Problem requirements >> For the string "naturally", work out how many lines of the data contain it and give that number with nothing added.

══════════════════════════════

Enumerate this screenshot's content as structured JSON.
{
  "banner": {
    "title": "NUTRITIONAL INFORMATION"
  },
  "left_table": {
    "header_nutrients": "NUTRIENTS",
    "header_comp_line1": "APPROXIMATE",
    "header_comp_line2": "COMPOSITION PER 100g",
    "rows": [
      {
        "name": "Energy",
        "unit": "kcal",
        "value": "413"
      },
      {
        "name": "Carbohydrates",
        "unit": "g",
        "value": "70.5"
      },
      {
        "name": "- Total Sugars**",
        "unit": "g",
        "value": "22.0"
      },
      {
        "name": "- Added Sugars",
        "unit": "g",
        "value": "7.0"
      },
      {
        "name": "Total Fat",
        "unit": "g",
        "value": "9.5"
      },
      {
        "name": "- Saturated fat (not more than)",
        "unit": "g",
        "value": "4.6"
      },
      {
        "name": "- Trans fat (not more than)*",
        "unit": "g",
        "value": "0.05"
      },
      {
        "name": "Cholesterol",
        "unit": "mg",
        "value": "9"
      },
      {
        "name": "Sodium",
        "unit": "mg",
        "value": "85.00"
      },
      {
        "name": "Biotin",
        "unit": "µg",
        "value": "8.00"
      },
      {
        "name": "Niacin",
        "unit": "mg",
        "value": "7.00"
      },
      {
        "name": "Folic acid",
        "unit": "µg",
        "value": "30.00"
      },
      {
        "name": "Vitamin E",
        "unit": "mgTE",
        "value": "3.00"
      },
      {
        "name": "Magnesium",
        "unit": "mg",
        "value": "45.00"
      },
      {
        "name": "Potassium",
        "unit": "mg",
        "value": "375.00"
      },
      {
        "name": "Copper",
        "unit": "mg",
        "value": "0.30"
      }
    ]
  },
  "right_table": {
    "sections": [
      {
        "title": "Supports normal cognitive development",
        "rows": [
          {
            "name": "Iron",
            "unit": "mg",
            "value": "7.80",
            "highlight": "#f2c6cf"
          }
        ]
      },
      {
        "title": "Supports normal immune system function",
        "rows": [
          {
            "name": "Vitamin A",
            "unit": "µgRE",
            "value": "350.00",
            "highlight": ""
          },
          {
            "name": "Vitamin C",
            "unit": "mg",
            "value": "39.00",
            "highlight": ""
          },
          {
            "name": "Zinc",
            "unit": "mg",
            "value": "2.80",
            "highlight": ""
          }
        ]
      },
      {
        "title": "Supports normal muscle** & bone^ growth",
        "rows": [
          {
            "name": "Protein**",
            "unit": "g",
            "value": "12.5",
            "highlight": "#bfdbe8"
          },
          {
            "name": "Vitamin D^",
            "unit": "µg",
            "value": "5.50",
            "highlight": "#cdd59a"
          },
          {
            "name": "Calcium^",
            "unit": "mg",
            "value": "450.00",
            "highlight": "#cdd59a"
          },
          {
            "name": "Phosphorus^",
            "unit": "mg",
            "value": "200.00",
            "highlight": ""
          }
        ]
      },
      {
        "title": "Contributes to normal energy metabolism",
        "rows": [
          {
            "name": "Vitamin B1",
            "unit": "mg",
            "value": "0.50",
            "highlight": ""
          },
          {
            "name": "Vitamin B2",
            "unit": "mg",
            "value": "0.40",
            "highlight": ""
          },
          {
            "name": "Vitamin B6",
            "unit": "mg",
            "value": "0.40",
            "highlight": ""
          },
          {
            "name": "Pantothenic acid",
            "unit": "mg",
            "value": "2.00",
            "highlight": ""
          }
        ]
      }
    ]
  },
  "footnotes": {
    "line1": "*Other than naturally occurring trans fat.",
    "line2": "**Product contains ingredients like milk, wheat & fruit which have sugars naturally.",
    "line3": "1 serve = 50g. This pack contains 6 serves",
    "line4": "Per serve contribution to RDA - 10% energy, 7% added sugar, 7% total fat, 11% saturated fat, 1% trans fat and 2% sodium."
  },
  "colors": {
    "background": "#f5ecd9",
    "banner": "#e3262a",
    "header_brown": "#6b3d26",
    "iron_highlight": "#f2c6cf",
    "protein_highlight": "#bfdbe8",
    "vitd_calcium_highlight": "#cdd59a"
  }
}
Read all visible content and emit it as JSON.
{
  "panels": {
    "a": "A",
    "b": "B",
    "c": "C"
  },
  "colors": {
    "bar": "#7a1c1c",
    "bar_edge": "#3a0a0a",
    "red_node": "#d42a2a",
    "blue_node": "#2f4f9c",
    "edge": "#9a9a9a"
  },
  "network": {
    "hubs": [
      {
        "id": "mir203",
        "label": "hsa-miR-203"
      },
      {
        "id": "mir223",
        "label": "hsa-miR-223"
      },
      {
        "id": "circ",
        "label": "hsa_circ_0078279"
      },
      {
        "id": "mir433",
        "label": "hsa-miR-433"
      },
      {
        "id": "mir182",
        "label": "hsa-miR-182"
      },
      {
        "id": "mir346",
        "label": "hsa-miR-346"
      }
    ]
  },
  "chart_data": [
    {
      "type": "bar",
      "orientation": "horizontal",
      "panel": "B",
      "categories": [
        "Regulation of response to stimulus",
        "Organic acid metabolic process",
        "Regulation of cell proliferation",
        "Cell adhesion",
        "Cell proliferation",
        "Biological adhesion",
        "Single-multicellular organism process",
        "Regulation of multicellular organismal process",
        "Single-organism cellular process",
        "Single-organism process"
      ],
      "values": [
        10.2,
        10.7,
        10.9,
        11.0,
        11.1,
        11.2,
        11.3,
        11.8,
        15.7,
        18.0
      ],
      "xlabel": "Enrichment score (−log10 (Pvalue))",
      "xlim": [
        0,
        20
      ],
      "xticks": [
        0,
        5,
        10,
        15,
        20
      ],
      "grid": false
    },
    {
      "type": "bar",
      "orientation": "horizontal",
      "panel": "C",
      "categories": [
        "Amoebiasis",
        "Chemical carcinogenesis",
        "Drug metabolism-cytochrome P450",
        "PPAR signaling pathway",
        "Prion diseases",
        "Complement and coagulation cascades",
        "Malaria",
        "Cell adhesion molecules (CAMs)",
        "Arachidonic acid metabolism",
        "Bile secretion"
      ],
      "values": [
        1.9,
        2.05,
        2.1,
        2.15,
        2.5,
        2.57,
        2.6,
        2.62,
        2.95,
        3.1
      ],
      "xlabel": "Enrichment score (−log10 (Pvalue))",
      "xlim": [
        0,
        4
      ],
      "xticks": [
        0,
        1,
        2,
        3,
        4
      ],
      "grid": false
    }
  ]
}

══════════════════════════════

Reply >> 2